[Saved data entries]

** start **

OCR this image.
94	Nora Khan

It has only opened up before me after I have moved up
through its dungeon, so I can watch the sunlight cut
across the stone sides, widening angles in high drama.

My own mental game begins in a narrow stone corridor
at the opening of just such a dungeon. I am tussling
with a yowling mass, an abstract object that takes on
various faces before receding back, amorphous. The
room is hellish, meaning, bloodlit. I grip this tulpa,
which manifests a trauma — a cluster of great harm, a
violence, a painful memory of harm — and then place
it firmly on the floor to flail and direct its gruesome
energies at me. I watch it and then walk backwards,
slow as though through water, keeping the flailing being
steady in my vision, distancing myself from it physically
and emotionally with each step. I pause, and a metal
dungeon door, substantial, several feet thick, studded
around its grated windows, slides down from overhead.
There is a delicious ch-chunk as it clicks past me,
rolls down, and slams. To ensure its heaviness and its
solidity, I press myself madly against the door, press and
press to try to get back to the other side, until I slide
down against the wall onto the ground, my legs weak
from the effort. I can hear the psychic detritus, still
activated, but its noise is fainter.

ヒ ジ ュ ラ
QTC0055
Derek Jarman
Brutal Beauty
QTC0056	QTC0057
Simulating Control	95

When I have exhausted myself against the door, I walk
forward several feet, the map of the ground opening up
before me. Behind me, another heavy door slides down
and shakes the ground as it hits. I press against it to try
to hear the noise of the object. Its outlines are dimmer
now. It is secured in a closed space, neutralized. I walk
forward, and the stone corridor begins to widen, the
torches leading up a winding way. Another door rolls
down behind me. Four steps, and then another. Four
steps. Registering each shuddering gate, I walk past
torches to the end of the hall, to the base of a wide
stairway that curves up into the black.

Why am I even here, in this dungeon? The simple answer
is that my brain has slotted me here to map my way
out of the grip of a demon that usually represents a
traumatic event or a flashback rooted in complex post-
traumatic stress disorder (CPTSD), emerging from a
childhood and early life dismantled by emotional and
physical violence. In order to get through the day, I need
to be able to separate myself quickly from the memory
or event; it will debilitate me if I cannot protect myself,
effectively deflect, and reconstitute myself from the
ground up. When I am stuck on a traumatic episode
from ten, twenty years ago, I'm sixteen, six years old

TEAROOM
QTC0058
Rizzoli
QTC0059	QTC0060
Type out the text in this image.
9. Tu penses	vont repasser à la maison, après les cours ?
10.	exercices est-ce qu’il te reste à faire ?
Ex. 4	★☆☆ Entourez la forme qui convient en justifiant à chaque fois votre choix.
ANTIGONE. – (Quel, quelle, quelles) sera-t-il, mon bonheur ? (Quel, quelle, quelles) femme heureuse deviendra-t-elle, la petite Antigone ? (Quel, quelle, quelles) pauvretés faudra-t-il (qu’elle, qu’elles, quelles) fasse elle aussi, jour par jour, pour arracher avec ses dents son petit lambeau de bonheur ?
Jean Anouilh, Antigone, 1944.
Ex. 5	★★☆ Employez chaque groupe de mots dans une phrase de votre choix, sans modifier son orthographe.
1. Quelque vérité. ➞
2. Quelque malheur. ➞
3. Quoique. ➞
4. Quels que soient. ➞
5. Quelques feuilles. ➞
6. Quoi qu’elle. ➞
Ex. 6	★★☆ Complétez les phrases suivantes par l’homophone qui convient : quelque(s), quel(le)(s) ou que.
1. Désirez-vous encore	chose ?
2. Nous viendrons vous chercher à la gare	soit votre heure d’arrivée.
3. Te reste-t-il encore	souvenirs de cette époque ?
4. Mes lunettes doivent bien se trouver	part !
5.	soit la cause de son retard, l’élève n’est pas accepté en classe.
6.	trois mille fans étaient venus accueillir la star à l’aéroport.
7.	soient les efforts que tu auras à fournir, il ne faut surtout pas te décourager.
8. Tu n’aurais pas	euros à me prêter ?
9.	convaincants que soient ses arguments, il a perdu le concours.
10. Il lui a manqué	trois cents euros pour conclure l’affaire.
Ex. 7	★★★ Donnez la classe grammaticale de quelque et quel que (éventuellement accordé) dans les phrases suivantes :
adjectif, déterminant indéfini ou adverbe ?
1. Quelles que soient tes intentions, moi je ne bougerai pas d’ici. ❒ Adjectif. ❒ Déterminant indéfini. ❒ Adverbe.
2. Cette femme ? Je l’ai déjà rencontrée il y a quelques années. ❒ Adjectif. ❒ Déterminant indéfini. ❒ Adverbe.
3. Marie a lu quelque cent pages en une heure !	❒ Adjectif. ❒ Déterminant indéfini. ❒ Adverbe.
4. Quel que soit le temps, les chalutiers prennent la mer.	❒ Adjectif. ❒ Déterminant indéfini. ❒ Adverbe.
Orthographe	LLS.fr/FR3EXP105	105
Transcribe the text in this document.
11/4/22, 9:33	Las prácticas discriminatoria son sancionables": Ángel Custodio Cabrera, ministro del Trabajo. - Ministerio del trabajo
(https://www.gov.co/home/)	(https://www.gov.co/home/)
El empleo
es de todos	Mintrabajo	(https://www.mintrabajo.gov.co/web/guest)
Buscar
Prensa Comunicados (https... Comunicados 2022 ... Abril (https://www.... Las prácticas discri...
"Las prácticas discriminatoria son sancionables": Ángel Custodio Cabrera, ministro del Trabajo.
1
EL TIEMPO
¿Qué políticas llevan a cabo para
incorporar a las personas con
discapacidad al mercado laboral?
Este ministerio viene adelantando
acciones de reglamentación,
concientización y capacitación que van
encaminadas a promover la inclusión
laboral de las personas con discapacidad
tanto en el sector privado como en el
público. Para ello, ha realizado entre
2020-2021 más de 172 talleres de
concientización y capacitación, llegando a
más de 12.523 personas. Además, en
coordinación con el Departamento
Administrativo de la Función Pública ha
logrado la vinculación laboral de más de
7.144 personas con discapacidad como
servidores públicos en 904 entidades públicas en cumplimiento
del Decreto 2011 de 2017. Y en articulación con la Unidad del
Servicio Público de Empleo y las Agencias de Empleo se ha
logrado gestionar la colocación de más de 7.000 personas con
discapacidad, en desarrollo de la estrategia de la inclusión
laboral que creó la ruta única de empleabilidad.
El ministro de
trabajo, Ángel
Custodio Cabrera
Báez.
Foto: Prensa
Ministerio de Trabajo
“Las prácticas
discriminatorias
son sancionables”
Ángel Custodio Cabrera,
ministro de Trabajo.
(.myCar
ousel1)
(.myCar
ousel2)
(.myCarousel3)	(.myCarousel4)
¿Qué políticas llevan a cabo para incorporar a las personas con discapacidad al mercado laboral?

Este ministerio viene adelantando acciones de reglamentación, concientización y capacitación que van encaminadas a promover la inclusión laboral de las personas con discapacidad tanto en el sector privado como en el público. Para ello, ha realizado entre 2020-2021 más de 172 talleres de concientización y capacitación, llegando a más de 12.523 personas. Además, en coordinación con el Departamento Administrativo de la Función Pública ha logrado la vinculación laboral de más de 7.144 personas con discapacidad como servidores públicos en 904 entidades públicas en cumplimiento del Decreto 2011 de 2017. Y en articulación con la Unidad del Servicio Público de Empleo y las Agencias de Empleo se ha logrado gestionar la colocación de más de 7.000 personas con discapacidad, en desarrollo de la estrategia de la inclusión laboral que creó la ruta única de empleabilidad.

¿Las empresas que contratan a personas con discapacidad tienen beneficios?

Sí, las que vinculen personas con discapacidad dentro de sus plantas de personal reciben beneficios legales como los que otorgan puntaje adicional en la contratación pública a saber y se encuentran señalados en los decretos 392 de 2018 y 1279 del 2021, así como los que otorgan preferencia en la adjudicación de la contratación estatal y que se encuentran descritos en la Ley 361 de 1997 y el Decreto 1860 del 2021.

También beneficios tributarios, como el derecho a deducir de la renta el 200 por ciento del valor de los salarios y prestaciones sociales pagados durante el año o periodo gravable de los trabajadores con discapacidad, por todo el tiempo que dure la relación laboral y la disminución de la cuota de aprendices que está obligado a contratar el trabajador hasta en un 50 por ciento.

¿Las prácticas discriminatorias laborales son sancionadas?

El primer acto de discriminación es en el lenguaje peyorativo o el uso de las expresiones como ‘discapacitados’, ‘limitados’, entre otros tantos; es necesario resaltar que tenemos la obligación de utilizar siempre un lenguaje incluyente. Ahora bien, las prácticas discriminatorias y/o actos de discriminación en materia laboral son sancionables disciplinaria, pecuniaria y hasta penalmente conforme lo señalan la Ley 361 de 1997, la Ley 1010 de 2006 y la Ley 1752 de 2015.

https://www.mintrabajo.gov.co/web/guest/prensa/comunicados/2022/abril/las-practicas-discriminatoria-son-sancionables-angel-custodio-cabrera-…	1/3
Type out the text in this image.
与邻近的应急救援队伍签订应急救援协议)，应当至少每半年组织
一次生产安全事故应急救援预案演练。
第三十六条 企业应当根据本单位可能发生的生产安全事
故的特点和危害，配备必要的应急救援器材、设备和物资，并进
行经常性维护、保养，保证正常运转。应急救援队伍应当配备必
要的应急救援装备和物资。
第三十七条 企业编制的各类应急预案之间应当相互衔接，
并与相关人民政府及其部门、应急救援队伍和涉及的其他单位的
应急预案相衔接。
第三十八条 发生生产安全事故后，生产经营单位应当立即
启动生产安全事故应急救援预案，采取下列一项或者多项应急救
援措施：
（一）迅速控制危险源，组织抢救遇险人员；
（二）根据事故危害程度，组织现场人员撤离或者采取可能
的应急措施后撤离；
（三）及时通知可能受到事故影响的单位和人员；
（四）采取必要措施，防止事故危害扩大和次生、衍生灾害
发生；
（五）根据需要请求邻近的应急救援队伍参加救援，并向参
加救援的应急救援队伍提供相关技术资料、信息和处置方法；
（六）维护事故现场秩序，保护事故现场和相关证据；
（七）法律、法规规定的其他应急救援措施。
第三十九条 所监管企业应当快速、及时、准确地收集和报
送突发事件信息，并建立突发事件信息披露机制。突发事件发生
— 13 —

** end **

Required task - Find the lines that include the string "steps", then copy each of them.

Output for this exercise -
down behind me. Four steps, and then another. Four
steps. Registering each shuddering gate, I walk past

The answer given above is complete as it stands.